→ EXERCISE INSTRUCTIONS: Send back all the data below, exactly as given.

── MATERIALS PROVIDED ──

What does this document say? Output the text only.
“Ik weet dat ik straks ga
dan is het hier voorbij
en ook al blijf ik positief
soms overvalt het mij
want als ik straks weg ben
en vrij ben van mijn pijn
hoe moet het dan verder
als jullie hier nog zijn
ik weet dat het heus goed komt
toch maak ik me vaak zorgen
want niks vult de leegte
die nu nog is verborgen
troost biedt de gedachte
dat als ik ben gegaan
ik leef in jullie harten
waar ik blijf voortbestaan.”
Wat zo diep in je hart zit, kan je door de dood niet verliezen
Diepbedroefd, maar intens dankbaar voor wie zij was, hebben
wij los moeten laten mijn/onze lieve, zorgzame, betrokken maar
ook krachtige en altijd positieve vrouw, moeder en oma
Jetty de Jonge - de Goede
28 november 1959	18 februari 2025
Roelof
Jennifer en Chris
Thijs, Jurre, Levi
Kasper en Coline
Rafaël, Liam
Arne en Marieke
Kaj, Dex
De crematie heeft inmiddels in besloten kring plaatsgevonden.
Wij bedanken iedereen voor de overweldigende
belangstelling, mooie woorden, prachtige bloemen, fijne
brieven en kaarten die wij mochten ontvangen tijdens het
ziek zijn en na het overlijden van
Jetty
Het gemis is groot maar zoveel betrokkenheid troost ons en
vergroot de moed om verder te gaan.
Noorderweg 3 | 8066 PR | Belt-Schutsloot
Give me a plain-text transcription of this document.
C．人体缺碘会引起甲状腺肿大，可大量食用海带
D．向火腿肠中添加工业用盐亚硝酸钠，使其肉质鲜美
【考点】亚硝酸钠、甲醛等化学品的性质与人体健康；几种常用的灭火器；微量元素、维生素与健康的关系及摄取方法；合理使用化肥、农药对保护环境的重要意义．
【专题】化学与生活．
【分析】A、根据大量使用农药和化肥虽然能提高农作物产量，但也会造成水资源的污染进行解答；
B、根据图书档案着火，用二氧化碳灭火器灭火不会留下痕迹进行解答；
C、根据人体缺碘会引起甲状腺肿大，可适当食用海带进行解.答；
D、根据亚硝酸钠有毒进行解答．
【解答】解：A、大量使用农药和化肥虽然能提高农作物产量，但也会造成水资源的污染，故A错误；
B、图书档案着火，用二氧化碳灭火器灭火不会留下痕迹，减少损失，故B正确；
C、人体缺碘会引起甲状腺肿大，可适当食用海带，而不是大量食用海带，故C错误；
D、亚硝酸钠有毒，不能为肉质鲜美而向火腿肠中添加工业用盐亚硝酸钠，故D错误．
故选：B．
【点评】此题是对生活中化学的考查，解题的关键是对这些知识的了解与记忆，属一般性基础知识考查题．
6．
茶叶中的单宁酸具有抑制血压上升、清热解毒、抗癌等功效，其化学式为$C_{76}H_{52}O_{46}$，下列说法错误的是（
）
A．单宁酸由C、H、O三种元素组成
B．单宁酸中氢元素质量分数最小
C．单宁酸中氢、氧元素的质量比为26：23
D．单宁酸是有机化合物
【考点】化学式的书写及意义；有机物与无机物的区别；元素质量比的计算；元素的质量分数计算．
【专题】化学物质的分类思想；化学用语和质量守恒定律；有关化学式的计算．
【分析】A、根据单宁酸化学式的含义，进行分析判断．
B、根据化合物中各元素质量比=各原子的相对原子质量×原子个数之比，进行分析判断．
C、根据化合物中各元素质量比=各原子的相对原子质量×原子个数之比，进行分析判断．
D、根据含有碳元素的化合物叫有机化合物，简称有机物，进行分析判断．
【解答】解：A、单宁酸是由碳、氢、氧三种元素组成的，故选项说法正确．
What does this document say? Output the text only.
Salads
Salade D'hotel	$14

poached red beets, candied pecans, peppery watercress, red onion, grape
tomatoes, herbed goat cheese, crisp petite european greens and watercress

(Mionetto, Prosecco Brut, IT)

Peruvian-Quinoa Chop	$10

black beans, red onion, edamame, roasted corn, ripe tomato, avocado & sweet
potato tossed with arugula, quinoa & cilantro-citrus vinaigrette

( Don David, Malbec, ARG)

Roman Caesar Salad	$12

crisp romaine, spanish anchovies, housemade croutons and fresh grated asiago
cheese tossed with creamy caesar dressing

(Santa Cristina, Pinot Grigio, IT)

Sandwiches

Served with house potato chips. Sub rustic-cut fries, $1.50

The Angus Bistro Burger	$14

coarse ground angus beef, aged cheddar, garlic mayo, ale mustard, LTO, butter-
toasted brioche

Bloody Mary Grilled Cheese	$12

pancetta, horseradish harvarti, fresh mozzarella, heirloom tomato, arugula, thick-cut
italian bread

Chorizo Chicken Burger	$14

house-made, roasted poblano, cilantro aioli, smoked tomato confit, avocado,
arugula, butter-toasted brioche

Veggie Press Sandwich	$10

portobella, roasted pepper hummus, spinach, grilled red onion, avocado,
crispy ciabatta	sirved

───

→ RESPONSE TO THE EXERCISE:
What does this document say? Output the text only.
“Ik weet dat ik straks ga
dan is het hier voorbij
en ook al blijf ik positief
soms overvalt het mij
want als ik straks weg ben
en vrij ben van mijn pijn
hoe moet het dan verder
als jullie hier nog zijn
ik weet dat het heus goed komt
toch maak ik me vaak zorgen
want niks vult de leegte
die nu nog is verborgen
troost biedt de gedachte
dat als ik ben gegaan
ik leef in jullie harten
waar ik blijf voortbestaan.”
Wat zo diep in je hart zit, kan je door de dood niet verliezen
Diepbedroefd, maar intens dankbaar voor wie zij was, hebben
wij los moeten laten mijn/onze lieve, zorgzame, betrokken maar
ook krachtige en altijd positieve vrouw, moeder en oma
Jetty de Jonge - de Goede
28 november 1959	18 februari 2025
Roelof
Jennifer en Chris
Thijs, Jurre, Levi
Kasper en Coline
Rafaël, Liam
Arne en Marieke
Kaj, Dex
De crematie heeft inmiddels in besloten kring plaatsgevonden.
Wij bedanken iedereen voor de overweldigende
belangstelling, mooie woorden, prachtige bloemen, fijne
brieven en kaarten die wij mochten ontvangen tijdens het
ziek zijn en na het overlijden van
Jetty
Het gemis is groot maar zoveel betrokkenheid troost ons en
vergroot de moed om verder te gaan.
Noorderweg 3 | 8066 PR | Belt-Schutsloot
Give me a plain-text transcription of this document.
C．人体缺碘会引起甲状腺肿大，可大量食用海带
D．向火腿肠中添加工业用盐亚硝酸钠，使其肉质鲜美
【考点】亚硝酸钠、甲醛等化学品的性质与人体健康；几种常用的灭火器；微量元素、维生素与健康的关系及摄取方法；合理使用化肥、农药对保护环境的重要意义．
【专题】化学与生活．
【分析】A、根据大量使用农药和化肥虽然能提高农作物产量，但也会造成水资源的污染进行解答；
B、根据图书档案着火，用二氧化碳灭火器灭火不会留下痕迹进行解答；
C、根据人体缺碘会引起甲状腺肿大，可适当食用海带进行解.答；
D、根据亚硝酸钠有毒进行解答．
【解答】解：A、大量使用农药和化肥虽然能提高农作物产量，但也会造成水资源的污染，故A错误；
B、图书档案着火，用二氧化碳灭火器灭火不会留下痕迹，减少损失，故B正确；
C、人体缺碘会引起甲状腺肿大，可适当食用海带，而不是大量食用海带，故C错误；
D、亚硝酸钠有毒，不能为肉质鲜美而向火腿肠中添加工业用盐亚硝酸钠，故D错误．
故选：B．
【点评】此题是对生活中化学的考查，解题的关键是对这些知识的了解与记忆，属一般性基础知识考查题．
6．
茶叶中的单宁酸具有抑制血压上升、清热解毒、抗癌等功效，其化学式为$C_{76}H_{52}O_{46}$，下列说法错误的是（
）
A．单宁酸由C、H、O三种元素组成
B．单宁酸中氢元素质量分数最小
C．单宁酸中氢、氧元素的质量比为26：23
D．单宁酸是有机化合物
【考点】化学式的书写及意义；有机物与无机物的区别；元素质量比的计算；元素的质量分数计算．
【专题】化学物质的分类思想；化学用语和质量守恒定律；有关化学式的计算．
【分析】A、根据单宁酸化学式的含义，进行分析判断．
B、根据化合物中各元素质量比=各原子的相对原子质量×原子个数之比，进行分析判断．
C、根据化合物中各元素质量比=各原子的相对原子质量×原子个数之比，进行分析判断．
D、根据含有碳元素的化合物叫有机化合物，简称有机物，进行分析判断．
【解答】解：A、单宁酸是由碳、氢、氧三种元素组成的，故选项说法正确．
What does this document say? Output the text only.
Salads
Salade D'hotel	$14

poached red beets, candied pecans, peppery watercress, red onion, grape
tomatoes, herbed goat cheese, crisp petite european greens and watercress

(Mionetto, Prosecco Brut, IT)

Peruvian-Quinoa Chop	$10

black beans, red onion, edamame, roasted corn, ripe tomato, avocado & sweet
potato tossed with arugula, quinoa & cilantro-citrus vinaigrette

( Don David, Malbec, ARG)

Roman Caesar Salad	$12

crisp romaine, spanish anchovies, housemade croutons and fresh grated asiago
cheese tossed with creamy caesar dressing

(Santa Cristina, Pinot Grigio, IT)

Sandwiches

Served with house potato chips. Sub rustic-cut fries, $1.50

The Angus Bistro Burger	$14

coarse ground angus beef, aged cheddar, garlic mayo, ale mustard, LTO, butter-
toasted brioche

Bloody Mary Grilled Cheese	$12

pancetta, horseradish harvarti, fresh mozzarella, heirloom tomato, arugula, thick-cut
italian bread

Chorizo Chicken Burger	$14

house-made, roasted poblano, cilantro aioli, smoked tomato confit, avocado,
arugula, butter-toasted brioche

Veggie Press Sandwich	$10

portobella, roasted pepper hummus, spinach, grilled red onion, avocado,
crispy ciabatta	sirved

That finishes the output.